_Objective_:
Filter the entries below, keeping every line that has the word "often".

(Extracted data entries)
— begin —
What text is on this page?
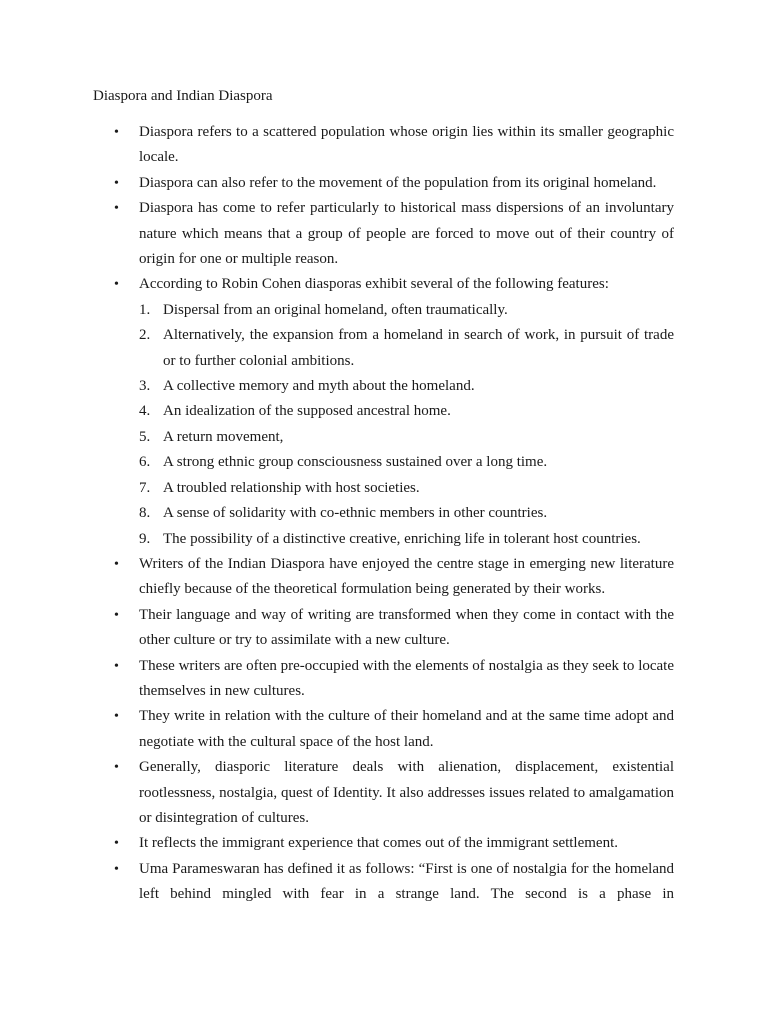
Diaspora and Indian Diaspora
•	Diaspora refers to a scattered population whose origin lies within its smaller geographic locale.
•	Diaspora can also refer to the movement of the population from its original homeland.
•	Diaspora has come to refer particularly to historical mass dispersions of an involuntary nature which means that a group of people are forced to move out of their country of origin for one or multiple reason.
•	According to Robin Cohen diasporas exhibit several of the following features:
1. Dispersal from an original homeland, often traumatically.
2. Alternatively, the expansion from a homeland in search of work, in pursuit of trade or to further colonial ambitions.
3. A collective memory and myth about the homeland.
4. An idealization of the supposed ancestral home.
5. A return movement,
6. A strong ethnic group consciousness sustained over a long time.
7. A troubled relationship with host societies.
8. A sense of solidarity with co-ethnic members in other countries.
9. The possibility of a distinctive creative, enriching life in tolerant host countries.
•	Writers of the Indian Diaspora have enjoyed the centre stage in emerging new literature chiefly because of the theoretical formulation being generated by their works.
•	Their language and way of writing are transformed when they come in contact with the other culture or try to assimilate with a new culture.
•	These writers are often pre-occupied with the elements of nostalgia as they seek to locate themselves in new cultures.
•	They write in relation with the culture of their homeland and at the same time adopt and negotiate with the cultural space of the host land.
•	Generally, diasporic literature deals with alienation, displacement, existential rootlessness, nostalgia, quest of Identity. It also addresses issues related to amalgamation or disintegration of cultures.
•	It reflects the immigrant experience that comes out of the immigrant settlement.
•	Uma Parameswaran has defined it as follows: “First is one of nostalgia for the homeland left behind mingled with fear in a strange land. The second is a phase in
— end —
_Complete response_:
1. Dispersal from an original homeland, often traumatically.
•	These writers are often pre-occupied with the elements of nostalgia as they seek to locate themselves in new cultures.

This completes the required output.